As for cutting govt. expenditure by 23 billion, get real! You'd have to sack every single public sector worker in the country.
It wasn't just tax receipts that were inflated by the credit bubble, GNP was too. Take the massive private sector borrowing out of the picture and government spending as a proportion of the economy would have been much, much higher.
DofF fiscal data reported in the Exchequer statements is net of associated receipts (see here: Supplementary Budget 2009: Macroeconomic and Fiscal Framework document http://www.budget.gov.ie/Budgets/2009Supp/2009Supp.aspx - see page 17 of the document).
IMF Fiscal Monitor, May 14, 2010, Table 4, page 85. Ireland General Government Expenditure 2008 = 41.2% of GDP. CSO data (here http://trueeconomics.blogspot.com/2010/03/economics-26032010-national-output.html) 17.37% GDP/GNP gap. I have applied the gap of 23% consistent with 2009 gap. Using 2008 gap, you have 49.62% GGE/GNP ratio.
The same numbers hold per IMF table 3a from "From Stimulus to Consolidation: Revenue and Expenditure Policies in Advanced and Emerging Economies" Prepared by Fiscal Affairs Department, Approved by Carlo Cottarelli April 30, 2010.
The only caveat supplied by the IMF is that Irish figures (as well as all European countries figures) are supplied by the Eurostat, with "capital spending proxied by gross fixed capital formation".
Comparisons for other countries are given in the table here: http://trueeconomics.blogspot.com/2010/05/economics-16052010-imf-on-fiscal.html using actual GDP/GNP gaps. Averages are given below.
IMF defines general government sector as consisting "of all government units and all nonmarket nonprofit institutions that are controlled and mainly financed by government units, comprising the central, state, and local governments. The general government sector does not include public corporations or quasi- corporations".
IMF figures are exactly confirmed in the Stability Programme Updates from Budget 2009 (table 7, line 7: linked here http://www.budget.gov.ie/Budgets/2009/2009.aspx) and you can see actual figures for gross expenditure for 2008 provided in the Supplementary Budget 2009: Macroeconomic and Fiscal Framework document (http://www.budget.gov.ie/Budgets/2009Supp/2009Supp.aspx - see page 17 of the document). This lists provisional outrun for 2008, Gross Current Expenditure of €53.475 billion, plus Gross Capital Expenditure of €9.048 billion, for a total Gross Government Expenditure of €62.523 billion.
Now, per your conjecture about our tax system:
1) I agree - it is imbalanced too much in the direction of windfall transactions taxes. However, stamp duties are taxes on property, so it is incorrect to claim that we had no property tax. it simply was a wrong tax.
2) Our tax burden is not that much different from other countries, and in fact by many metrics, our state already collects too much in taxes in some areas.

[Given records]
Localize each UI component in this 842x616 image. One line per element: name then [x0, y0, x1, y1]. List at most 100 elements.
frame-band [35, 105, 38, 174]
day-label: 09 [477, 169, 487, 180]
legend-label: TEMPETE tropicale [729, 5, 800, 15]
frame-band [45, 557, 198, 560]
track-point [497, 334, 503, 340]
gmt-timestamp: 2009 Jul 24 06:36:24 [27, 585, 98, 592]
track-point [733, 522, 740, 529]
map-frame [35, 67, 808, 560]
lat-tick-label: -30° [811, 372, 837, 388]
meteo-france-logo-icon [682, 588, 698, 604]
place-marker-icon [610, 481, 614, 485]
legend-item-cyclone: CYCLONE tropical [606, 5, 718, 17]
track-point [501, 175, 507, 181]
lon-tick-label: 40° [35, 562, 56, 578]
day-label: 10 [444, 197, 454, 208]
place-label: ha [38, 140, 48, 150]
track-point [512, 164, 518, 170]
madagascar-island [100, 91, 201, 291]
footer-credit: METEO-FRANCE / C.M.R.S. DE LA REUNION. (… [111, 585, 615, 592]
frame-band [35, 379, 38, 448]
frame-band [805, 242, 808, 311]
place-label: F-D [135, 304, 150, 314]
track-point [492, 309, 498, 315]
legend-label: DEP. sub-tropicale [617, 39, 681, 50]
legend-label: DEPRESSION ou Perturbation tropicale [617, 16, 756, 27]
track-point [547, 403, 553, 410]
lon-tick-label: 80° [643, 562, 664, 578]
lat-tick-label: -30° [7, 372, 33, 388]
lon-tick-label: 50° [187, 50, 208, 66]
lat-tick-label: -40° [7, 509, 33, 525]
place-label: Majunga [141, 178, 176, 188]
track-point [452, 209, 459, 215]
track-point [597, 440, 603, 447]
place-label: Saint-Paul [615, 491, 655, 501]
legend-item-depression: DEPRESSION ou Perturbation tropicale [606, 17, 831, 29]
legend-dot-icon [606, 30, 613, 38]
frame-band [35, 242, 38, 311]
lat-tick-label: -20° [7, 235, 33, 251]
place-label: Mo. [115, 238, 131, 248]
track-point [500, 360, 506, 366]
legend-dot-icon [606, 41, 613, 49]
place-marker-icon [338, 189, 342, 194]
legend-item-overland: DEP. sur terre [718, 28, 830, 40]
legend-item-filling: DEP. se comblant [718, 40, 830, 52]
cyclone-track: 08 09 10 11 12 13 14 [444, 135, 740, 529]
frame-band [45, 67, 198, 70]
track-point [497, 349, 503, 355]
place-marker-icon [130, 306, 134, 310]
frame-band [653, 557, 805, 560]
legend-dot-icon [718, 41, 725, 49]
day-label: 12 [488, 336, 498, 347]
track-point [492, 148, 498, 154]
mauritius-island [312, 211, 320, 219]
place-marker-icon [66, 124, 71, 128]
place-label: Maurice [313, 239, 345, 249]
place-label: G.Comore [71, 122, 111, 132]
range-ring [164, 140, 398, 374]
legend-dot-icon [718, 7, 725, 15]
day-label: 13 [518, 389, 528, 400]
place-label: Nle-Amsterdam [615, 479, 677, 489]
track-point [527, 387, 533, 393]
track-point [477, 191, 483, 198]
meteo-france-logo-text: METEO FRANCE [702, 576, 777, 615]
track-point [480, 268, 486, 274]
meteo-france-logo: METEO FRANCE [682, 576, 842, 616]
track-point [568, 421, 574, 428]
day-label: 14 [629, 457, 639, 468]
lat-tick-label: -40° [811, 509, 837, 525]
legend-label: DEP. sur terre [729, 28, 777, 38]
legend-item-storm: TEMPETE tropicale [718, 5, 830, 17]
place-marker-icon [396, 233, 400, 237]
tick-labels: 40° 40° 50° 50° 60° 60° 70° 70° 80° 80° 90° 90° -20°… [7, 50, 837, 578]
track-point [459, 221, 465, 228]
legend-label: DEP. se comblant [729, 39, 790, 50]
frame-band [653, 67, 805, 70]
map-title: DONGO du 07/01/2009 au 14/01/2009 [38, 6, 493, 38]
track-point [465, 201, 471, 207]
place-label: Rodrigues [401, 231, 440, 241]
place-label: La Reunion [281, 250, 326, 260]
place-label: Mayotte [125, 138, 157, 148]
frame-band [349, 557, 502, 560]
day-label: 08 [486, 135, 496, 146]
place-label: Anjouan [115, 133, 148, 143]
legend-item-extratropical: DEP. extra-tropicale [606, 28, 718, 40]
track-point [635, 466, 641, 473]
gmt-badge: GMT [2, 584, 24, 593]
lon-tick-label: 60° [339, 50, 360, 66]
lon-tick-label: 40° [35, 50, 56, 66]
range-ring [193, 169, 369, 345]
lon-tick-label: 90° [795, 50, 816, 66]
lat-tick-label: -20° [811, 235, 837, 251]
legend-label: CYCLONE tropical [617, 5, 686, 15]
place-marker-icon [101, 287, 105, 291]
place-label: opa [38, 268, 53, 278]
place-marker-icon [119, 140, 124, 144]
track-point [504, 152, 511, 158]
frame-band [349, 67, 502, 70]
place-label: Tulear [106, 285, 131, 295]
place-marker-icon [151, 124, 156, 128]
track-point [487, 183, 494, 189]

[Exercise objective] Could you retype everything in the text on Irish government spending from "Now, per your" down to "in some areas."?

[Problem solution]
Now, per your conjecture about our tax system:
1) I agree - it is imbalanced too much in the direction of windfall transactions taxes. However, stamp duties are taxes on property, so it is incorrect to claim that we had no property tax. it simply was a wrong tax.
2) Our tax burden is not that much different from other countries, and in fact by many metrics, our state already collects too much in taxes in some areas.